■ **ACTIVITY**:
Only an exact repetition of the entries counts as an answer.
===== SUPPLIED DATA =====
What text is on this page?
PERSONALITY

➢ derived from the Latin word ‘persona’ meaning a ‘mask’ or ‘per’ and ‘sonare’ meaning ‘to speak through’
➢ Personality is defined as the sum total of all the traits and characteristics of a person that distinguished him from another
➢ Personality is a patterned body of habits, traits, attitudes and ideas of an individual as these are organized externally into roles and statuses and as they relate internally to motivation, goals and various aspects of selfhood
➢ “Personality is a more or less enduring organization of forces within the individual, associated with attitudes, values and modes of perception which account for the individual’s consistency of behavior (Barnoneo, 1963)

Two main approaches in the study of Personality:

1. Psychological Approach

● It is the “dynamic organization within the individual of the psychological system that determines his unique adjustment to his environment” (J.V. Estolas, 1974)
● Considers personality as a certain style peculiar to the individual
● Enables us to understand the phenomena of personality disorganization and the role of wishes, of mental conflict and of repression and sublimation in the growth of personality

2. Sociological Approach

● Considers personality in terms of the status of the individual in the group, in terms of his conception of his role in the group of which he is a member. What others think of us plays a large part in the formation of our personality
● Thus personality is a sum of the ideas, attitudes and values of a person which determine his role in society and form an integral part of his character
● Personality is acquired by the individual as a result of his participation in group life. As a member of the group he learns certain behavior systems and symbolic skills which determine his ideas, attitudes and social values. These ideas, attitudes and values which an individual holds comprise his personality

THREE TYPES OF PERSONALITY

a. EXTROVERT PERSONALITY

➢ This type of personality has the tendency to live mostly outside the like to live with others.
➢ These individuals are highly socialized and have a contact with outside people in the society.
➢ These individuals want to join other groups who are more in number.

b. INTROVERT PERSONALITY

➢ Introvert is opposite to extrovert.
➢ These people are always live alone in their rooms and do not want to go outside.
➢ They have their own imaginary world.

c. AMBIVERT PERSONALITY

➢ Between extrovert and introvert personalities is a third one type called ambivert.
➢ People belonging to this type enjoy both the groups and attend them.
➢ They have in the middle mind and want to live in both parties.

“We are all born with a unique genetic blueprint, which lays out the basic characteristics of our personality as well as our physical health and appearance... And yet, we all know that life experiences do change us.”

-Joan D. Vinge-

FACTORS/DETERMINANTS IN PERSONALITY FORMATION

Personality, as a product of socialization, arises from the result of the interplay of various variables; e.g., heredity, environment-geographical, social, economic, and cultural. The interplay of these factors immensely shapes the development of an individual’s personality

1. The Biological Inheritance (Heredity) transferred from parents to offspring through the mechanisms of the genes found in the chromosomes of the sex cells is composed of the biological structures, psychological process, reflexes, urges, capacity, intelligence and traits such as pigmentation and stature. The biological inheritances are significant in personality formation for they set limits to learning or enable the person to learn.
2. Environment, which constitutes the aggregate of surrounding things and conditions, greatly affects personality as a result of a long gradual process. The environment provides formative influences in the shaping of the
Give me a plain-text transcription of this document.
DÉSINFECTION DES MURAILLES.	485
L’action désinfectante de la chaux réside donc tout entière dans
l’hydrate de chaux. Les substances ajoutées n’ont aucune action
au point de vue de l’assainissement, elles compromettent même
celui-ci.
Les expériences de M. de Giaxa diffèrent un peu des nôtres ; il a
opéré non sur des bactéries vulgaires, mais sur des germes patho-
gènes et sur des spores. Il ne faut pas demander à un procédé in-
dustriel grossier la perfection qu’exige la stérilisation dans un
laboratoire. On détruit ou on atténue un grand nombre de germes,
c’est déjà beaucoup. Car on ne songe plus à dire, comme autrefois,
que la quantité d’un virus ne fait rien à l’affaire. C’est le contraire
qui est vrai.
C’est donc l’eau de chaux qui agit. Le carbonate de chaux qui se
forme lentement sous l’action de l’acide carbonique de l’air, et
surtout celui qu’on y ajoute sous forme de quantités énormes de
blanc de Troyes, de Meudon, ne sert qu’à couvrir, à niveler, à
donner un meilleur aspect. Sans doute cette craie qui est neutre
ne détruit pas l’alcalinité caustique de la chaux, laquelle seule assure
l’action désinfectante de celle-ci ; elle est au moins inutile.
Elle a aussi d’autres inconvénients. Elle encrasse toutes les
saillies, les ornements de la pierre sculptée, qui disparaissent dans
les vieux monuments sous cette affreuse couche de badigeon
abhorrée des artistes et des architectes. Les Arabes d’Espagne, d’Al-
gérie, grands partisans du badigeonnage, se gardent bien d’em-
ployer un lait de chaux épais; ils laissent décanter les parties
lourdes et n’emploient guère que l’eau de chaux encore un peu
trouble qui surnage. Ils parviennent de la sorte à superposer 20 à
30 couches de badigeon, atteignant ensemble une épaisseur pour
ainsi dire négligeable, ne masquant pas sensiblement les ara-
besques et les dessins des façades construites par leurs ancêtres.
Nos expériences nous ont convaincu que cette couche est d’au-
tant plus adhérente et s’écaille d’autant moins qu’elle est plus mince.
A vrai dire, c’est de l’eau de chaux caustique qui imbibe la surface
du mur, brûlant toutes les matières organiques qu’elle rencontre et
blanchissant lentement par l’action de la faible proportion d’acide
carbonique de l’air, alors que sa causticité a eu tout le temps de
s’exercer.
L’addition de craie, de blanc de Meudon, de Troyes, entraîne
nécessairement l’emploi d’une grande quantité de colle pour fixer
=====
■ **TASK RESPONSE**:
What text is on this page?
PERSONALITY

➢ derived from the Latin word ‘persona’ meaning a ‘mask’ or ‘per’ and ‘sonare’ meaning ‘to speak through’
➢ Personality is defined as the sum total of all the traits and characteristics of a person that distinguished him from another
➢ Personality is a patterned body of habits, traits, attitudes and ideas of an individual as these are organized externally into roles and statuses and as they relate internally to motivation, goals and various aspects of selfhood
➢ “Personality is a more or less enduring organization of forces within the individual, associated with attitudes, values and modes of perception which account for the individual’s consistency of behavior (Barnoneo, 1963)

Two main approaches in the study of Personality:

1. Psychological Approach

● It is the “dynamic organization within the individual of the psychological system that determines his unique adjustment to his environment” (J.V. Estolas, 1974)
● Considers personality as a certain style peculiar to the individual
● Enables us to understand the phenomena of personality disorganization and the role of wishes, of mental conflict and of repression and sublimation in the growth of personality

2. Sociological Approach

● Considers personality in terms of the status of the individual in the group, in terms of his conception of his role in the group of which he is a member. What others think of us plays a large part in the formation of our personality
● Thus personality is a sum of the ideas, attitudes and values of a person which determine his role in society and form an integral part of his character
● Personality is acquired by the individual as a result of his participation in group life. As a member of the group he learns certain behavior systems and symbolic skills which determine his ideas, attitudes and social values. These ideas, attitudes and values which an individual holds comprise his personality

THREE TYPES OF PERSONALITY

a. EXTROVERT PERSONALITY

➢ This type of personality has the tendency to live mostly outside the like to live with others.
➢ These individuals are highly socialized and have a contact with outside people in the society.
➢ These individuals want to join other groups who are more in number.

b. INTROVERT PERSONALITY

➢ Introvert is opposite to extrovert.
➢ These people are always live alone in their rooms and do not want to go outside.
➢ They have their own imaginary world.

c. AMBIVERT PERSONALITY

➢ Between extrovert and introvert personalities is a third one type called ambivert.
➢ People belonging to this type enjoy both the groups and attend them.
➢ They have in the middle mind and want to live in both parties.

“We are all born with a unique genetic blueprint, which lays out the basic characteristics of our personality as well as our physical health and appearance... And yet, we all know that life experiences do change us.”

-Joan D. Vinge-

FACTORS/DETERMINANTS IN PERSONALITY FORMATION

Personality, as a product of socialization, arises from the result of the interplay of various variables; e.g., heredity, environment-geographical, social, economic, and cultural. The interplay of these factors immensely shapes the development of an individual’s personality

1. The Biological Inheritance (Heredity) transferred from parents to offspring through the mechanisms of the genes found in the chromosomes of the sex cells is composed of the biological structures, psychological process, reflexes, urges, capacity, intelligence and traits such as pigmentation and stature. The biological inheritances are significant in personality formation for they set limits to learning or enable the person to learn.
2. Environment, which constitutes the aggregate of surrounding things and conditions, greatly affects personality as a result of a long gradual process. The environment provides formative influences in the shaping of the
Give me a plain-text transcription of this document.
DÉSINFECTION DES MURAILLES.	485
L’action désinfectante de la chaux réside donc tout entière dans
l’hydrate de chaux. Les substances ajoutées n’ont aucune action
au point de vue de l’assainissement, elles compromettent même
celui-ci.
Les expériences de M. de Giaxa diffèrent un peu des nôtres ; il a
opéré non sur des bactéries vulgaires, mais sur des germes patho-
gènes et sur des spores. Il ne faut pas demander à un procédé in-
dustriel grossier la perfection qu’exige la stérilisation dans un
laboratoire. On détruit ou on atténue un grand nombre de germes,
c’est déjà beaucoup. Car on ne songe plus à dire, comme autrefois,
que la quantité d’un virus ne fait rien à l’affaire. C’est le contraire
qui est vrai.
C’est donc l’eau de chaux qui agit. Le carbonate de chaux qui se
forme lentement sous l’action de l’acide carbonique de l’air, et
surtout celui qu’on y ajoute sous forme de quantités énormes de
blanc de Troyes, de Meudon, ne sert qu’à couvrir, à niveler, à
donner un meilleur aspect. Sans doute cette craie qui est neutre
ne détruit pas l’alcalinité caustique de la chaux, laquelle seule assure
l’action désinfectante de celle-ci ; elle est au moins inutile.
Elle a aussi d’autres inconvénients. Elle encrasse toutes les
saillies, les ornements de la pierre sculptée, qui disparaissent dans
les vieux monuments sous cette affreuse couche de badigeon
abhorrée des artistes et des architectes. Les Arabes d’Espagne, d’Al-
gérie, grands partisans du badigeonnage, se gardent bien d’em-
ployer un lait de chaux épais; ils laissent décanter les parties
lourdes et n’emploient guère que l’eau de chaux encore un peu
trouble qui surnage. Ils parviennent de la sorte à superposer 20 à
30 couches de badigeon, atteignant ensemble une épaisseur pour
ainsi dire négligeable, ne masquant pas sensiblement les ara-
besques et les dessins des façades construites par leurs ancêtres.
Nos expériences nous ont convaincu que cette couche est d’au-
tant plus adhérente et s’écaille d’autant moins qu’elle est plus mince.
A vrai dire, c’est de l’eau de chaux caustique qui imbibe la surface
du mur, brûlant toutes les matières organiques qu’elle rencontre et
blanchissant lentement par l’action de la faible proportion d’acide
carbonique de l’air, alors que sa causticité a eu tout le temps de
s’exercer.
L’addition de craie, de blanc de Meudon, de Troyes, entraîne
nécessairement l’emploi d’une grande quantité de colle pour fixer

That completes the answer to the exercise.